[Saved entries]
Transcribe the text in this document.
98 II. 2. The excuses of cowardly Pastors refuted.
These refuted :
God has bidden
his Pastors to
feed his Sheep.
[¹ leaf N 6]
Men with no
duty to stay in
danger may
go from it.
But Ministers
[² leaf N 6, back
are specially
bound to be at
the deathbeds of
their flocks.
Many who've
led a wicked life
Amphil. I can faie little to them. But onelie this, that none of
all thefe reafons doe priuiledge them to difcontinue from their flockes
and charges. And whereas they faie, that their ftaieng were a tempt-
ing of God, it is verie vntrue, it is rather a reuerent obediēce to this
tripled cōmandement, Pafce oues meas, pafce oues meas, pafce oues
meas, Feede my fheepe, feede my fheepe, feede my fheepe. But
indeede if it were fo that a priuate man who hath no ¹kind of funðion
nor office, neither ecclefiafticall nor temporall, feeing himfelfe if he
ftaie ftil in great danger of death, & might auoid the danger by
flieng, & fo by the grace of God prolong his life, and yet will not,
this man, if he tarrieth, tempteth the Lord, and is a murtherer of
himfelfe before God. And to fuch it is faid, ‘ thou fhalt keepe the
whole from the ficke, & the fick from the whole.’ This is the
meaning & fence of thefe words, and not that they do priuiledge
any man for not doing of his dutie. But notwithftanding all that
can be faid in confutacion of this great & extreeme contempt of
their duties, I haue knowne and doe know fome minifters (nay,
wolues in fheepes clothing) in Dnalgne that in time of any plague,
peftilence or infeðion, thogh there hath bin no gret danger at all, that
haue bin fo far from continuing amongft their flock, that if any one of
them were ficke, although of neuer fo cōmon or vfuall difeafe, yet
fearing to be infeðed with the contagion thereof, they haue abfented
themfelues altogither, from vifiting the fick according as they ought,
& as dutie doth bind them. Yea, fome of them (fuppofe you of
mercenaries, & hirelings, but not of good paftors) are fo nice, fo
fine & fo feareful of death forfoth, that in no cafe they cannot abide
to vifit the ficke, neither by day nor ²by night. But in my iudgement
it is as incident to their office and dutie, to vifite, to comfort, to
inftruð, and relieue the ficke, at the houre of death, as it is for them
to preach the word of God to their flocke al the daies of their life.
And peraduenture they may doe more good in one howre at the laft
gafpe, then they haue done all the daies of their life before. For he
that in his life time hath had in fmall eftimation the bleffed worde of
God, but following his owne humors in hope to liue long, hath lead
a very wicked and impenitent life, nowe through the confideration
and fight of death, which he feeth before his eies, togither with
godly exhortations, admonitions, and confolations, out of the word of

_TASK INSTRUCTIONS_
Find every line that holds "good" and copy it.

_EXERCISE ANSWER_
mercenaries, & hirelings, but not of good paftors) are fo nice, fo
And peraduenture they may doe more good in one howre at the laft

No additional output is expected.